──────── Records for the exercise

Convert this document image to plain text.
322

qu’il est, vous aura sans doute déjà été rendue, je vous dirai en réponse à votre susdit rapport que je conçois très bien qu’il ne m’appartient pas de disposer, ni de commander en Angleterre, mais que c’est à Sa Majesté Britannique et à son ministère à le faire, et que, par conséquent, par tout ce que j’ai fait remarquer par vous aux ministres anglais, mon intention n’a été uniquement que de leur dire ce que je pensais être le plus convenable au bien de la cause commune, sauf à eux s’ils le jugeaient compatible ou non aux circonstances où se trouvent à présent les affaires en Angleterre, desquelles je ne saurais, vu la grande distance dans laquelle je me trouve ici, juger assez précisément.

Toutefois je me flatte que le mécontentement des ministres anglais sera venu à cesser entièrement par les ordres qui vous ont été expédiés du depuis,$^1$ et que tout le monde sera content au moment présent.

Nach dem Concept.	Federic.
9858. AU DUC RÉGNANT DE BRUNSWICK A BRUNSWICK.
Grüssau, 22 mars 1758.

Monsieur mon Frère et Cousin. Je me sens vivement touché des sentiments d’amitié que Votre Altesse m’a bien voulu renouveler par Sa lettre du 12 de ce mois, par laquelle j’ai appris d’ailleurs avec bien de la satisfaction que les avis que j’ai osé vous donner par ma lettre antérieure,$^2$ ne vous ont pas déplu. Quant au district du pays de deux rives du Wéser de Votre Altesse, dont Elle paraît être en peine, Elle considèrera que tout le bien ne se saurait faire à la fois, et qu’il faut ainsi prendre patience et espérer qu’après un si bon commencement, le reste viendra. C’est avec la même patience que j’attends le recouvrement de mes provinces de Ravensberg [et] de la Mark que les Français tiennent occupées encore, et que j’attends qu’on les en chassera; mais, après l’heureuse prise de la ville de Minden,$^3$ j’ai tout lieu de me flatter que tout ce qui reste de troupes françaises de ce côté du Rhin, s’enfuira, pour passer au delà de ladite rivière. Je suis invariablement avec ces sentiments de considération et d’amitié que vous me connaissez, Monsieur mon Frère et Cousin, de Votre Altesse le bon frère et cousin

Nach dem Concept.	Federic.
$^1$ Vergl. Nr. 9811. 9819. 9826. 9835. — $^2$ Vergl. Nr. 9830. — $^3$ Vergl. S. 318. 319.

────────────────

(Written instruction):
From the listing above, pick out each line where the word "ministres" appears.

(Solved problem):
qu’il est, vous aura sans doute déjà été rendue, je vous dirai en réponse à votre susdit rapport que je conçois très bien qu’il ne m’appartient pas de disposer, ni de commander en Angleterre, mais que c’est à Sa Majesté Britannique et à son ministère à le faire, et que, par conséquent, par tout ce que j’ai fait remarquer par vous aux ministres anglais, mon intention n’a été uniquement que de leur dire ce que je pensais être le plus convenable au bien de la cause commune, sauf à eux s’ils le jugeaient compatible ou non aux circonstances où se trouvent à présent les affaires en Angleterre, desquelles je ne saurais, vu la grande distance dans laquelle je me trouve ici, juger assez précisément.
Toutefois je me flatte que le mécontentement des ministres anglais sera venu à cesser entièrement par les ordres qui vous ont été expédiés du depuis,$^1$ et que tout le monde sera content au moment présent.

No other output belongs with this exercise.